### Entries supplied
┌────────
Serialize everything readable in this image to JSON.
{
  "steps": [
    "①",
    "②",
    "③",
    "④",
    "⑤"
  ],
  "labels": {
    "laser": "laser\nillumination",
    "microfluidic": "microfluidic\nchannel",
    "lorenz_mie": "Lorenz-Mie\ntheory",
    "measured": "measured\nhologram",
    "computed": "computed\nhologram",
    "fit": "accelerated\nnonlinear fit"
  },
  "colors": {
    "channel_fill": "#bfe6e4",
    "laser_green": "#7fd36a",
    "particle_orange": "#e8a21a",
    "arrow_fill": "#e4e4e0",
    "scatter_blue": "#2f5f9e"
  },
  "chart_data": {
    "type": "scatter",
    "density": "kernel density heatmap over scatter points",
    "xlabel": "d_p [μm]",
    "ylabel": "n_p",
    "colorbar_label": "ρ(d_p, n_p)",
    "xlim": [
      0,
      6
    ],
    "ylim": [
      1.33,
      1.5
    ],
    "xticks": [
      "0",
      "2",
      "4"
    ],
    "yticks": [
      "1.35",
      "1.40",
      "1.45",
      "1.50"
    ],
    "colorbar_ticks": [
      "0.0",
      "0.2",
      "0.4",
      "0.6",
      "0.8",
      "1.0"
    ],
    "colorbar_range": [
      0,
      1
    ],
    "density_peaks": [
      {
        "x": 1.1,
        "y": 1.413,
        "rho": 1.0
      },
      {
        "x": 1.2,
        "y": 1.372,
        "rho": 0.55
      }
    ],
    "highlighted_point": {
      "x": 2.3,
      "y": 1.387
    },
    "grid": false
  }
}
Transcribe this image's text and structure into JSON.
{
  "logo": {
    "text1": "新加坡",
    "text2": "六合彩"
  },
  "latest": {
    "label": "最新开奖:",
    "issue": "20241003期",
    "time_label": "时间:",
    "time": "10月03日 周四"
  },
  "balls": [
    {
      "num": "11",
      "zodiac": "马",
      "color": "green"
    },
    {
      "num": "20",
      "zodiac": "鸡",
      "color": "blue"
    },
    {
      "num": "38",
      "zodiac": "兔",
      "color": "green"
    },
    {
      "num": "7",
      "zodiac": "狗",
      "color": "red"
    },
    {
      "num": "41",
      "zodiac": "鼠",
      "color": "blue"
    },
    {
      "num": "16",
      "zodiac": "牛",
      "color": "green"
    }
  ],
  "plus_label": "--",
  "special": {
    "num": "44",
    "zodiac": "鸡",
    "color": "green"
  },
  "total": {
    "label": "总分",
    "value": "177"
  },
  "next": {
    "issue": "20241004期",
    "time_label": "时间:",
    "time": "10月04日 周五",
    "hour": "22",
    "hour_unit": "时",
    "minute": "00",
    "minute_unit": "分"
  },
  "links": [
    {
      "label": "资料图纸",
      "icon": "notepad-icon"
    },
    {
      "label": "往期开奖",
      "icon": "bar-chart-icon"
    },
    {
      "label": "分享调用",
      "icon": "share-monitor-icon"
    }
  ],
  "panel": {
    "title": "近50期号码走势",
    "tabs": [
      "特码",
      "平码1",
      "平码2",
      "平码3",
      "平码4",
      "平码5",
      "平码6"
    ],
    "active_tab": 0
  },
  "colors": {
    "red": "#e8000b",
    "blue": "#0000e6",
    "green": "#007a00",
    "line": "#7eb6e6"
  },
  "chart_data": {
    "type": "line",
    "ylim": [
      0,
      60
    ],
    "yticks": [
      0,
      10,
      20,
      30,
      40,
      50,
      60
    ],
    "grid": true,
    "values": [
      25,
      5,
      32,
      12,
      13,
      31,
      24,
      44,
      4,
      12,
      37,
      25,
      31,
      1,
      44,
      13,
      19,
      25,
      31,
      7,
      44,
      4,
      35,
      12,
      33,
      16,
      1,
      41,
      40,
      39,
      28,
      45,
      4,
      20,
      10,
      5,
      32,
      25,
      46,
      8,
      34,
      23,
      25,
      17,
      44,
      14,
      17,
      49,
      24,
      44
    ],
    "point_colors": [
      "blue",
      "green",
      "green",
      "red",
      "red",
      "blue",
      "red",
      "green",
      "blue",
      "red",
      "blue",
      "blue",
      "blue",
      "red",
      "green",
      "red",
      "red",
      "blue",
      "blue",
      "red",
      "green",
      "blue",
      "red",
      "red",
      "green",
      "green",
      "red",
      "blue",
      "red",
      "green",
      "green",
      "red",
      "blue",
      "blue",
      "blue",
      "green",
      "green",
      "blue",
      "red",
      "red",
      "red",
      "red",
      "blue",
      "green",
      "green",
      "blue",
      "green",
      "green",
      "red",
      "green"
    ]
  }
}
└────────
### Written instruction
Each entry above needs to be retyped exactly.

### The completed task
Serialize everything readable in this image to JSON.
{
  "steps": [
    "①",
    "②",
    "③",
    "④",
    "⑤"
  ],
  "labels": {
    "laser": "laser\nillumination",
    "microfluidic": "microfluidic\nchannel",
    "lorenz_mie": "Lorenz-Mie\ntheory",
    "measured": "measured\nhologram",
    "computed": "computed\nhologram",
    "fit": "accelerated\nnonlinear fit"
  },
  "colors": {
    "channel_fill": "#bfe6e4",
    "laser_green": "#7fd36a",
    "particle_orange": "#e8a21a",
    "arrow_fill": "#e4e4e0",
    "scatter_blue": "#2f5f9e"
  },
  "chart_data": {
    "type": "scatter",
    "density": "kernel density heatmap over scatter points",
    "xlabel": "d_p [μm]",
    "ylabel": "n_p",
    "colorbar_label": "ρ(d_p, n_p)",
    "xlim": [
      0,
      6
    ],
    "ylim": [
      1.33,
      1.5
    ],
    "xticks": [
      "0",
      "2",
      "4"
    ],
    "yticks": [
      "1.35",
      "1.40",
      "1.45",
      "1.50"
    ],
    "colorbar_ticks": [
      "0.0",
      "0.2",
      "0.4",
      "0.6",
      "0.8",
      "1.0"
    ],
    "colorbar_range": [
      0,
      1
    ],
    "density_peaks": [
      {
        "x": 1.1,
        "y": 1.413,
        "rho": 1.0
      },
      {
        "x": 1.2,
        "y": 1.372,
        "rho": 0.55
      }
    ],
    "highlighted_point": {
      "x": 2.3,
      "y": 1.387
    },
    "grid": false
  }
}
Transcribe this image's text and structure into JSON.
{
  "logo": {
    "text1": "新加坡",
    "text2": "六合彩"
  },
  "latest": {
    "label": "最新开奖:",
    "issue": "20241003期",
    "time_label": "时间:",
    "time": "10月03日 周四"
  },
  "balls": [
    {
      "num": "11",
      "zodiac": "马",
      "color": "green"
    },
    {
      "num": "20",
      "zodiac": "鸡",
      "color": "blue"
    },
    {
      "num": "38",
      "zodiac": "兔",
      "color": "green"
    },
    {
      "num": "7",
      "zodiac": "狗",
      "color": "red"
    },
    {
      "num": "41",
      "zodiac": "鼠",
      "color": "blue"
    },
    {
      "num": "16",
      "zodiac": "牛",
      "color": "green"
    }
  ],
  "plus_label": "--",
  "special": {
    "num": "44",
    "zodiac": "鸡",
    "color": "green"
  },
  "total": {
    "label": "总分",
    "value": "177"
  },
  "next": {
    "issue": "20241004期",
    "time_label": "时间:",
    "time": "10月04日 周五",
    "hour": "22",
    "hour_unit": "时",
    "minute": "00",
    "minute_unit": "分"
  },
  "links": [
    {
      "label": "资料图纸",
      "icon": "notepad-icon"
    },
    {
      "label": "往期开奖",
      "icon": "bar-chart-icon"
    },
    {
      "label": "分享调用",
      "icon": "share-monitor-icon"
    }
  ],
  "panel": {
    "title": "近50期号码走势",
    "tabs": [
      "特码",
      "平码1",
      "平码2",
      "平码3",
      "平码4",
      "平码5",
      "平码6"
    ],
    "active_tab": 0
  },
  "colors": {
    "red": "#e8000b",
    "blue": "#0000e6",
    "green": "#007a00",
    "line": "#7eb6e6"
  },
  "chart_data": {
    "type": "line",
    "ylim": [
      0,
      60
    ],
    "yticks": [
      0,
      10,
      20,
      30,
      40,
      50,
      60
    ],
    "grid": true,
    "values": [
      25,
      5,
      32,
      12,
      13,
      31,
      24,
      44,
      4,
      12,
      37,
      25,
      31,
      1,
      44,
      13,
      19,
      25,
      31,
      7,
      44,
      4,
      35,
      12,
      33,
      16,
      1,
      41,
      40,
      39,
      28,
      45,
      4,
      20,
      10,
      5,
      32,
      25,
      46,
      8,
      34,
      23,
      25,
      17,
      44,
      14,
      17,
      49,
      24,
      44
    ],
    "point_colors": [
      "blue",
      "green",
      "green",
      "red",
      "red",
      "blue",
      "red",
      "green",
      "blue",
      "red",
      "blue",
      "blue",
      "blue",
      "red",
      "green",
      "red",
      "red",
      "blue",
      "blue",
      "red",
      "green",
      "blue",
      "red",
      "red",
      "green",
      "green",
      "red",
      "blue",
      "red",
      "green",
      "green",
      "red",
      "blue",
      "blue",
      "blue",
      "green",
      "green",
      "blue",
      "red",
      "red",
      "red",
      "red",
      "blue",
      "green",
      "green",
      "blue",
      "green",
      "green",
      "red",
      "green"
    ]
  }
}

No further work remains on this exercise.